Figure data in JSON
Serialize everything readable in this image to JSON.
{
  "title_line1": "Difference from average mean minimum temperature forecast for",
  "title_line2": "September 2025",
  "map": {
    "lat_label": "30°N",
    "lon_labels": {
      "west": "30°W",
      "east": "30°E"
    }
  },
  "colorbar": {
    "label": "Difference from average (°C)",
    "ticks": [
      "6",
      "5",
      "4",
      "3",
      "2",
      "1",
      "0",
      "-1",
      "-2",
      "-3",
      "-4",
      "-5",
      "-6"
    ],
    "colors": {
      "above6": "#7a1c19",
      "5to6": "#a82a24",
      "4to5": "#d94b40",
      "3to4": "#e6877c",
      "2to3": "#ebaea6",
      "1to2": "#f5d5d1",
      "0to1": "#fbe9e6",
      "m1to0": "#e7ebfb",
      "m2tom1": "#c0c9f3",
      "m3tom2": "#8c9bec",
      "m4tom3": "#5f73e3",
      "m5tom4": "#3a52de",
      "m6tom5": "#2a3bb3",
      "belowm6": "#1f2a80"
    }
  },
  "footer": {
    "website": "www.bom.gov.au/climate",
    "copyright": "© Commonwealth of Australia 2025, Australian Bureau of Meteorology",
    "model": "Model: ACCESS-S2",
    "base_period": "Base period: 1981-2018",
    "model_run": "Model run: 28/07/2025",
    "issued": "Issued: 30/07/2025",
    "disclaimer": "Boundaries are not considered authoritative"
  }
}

### TO DO
Extract the full listing and reproduce each line exactly.

### TASK RESULT
Serialize everything readable in this image to JSON.
{
  "title_line1": "Difference from average mean minimum temperature forecast for",
  "title_line2": "September 2025",
  "map": {
    "lat_label": "30°N",
    "lon_labels": {
      "west": "30°W",
      "east": "30°E"
    }
  },
  "colorbar": {
    "label": "Difference from average (°C)",
    "ticks": [
      "6",
      "5",
      "4",
      "3",
      "2",
      "1",
      "0",
      "-1",
      "-2",
      "-3",
      "-4",
      "-5",
      "-6"
    ],
    "colors": {
      "above6": "#7a1c19",
      "5to6": "#a82a24",
      "4to5": "#d94b40",
      "3to4": "#e6877c",
      "2to3": "#ebaea6",
      "1to2": "#f5d5d1",
      "0to1": "#fbe9e6",
      "m1to0": "#e7ebfb",
      "m2tom1": "#c0c9f3",
      "m3tom2": "#8c9bec",
      "m4tom3": "#5f73e3",
      "m5tom4": "#3a52de",
      "m6tom5": "#2a3bb3",
      "belowm6": "#1f2a80"
    }
  },
  "footer": {
    "website": "www.bom.gov.au/climate",
    "copyright": "© Commonwealth of Australia 2025, Australian Bureau of Meteorology",
    "model": "Model: ACCESS-S2",
    "base_period": "Base period: 1981-2018",
    "model_run": "Model run: 28/07/2025",
    "issued": "Issued: 30/07/2025",
    "disclaimer": "Boundaries are not considered authoritative"
  }
}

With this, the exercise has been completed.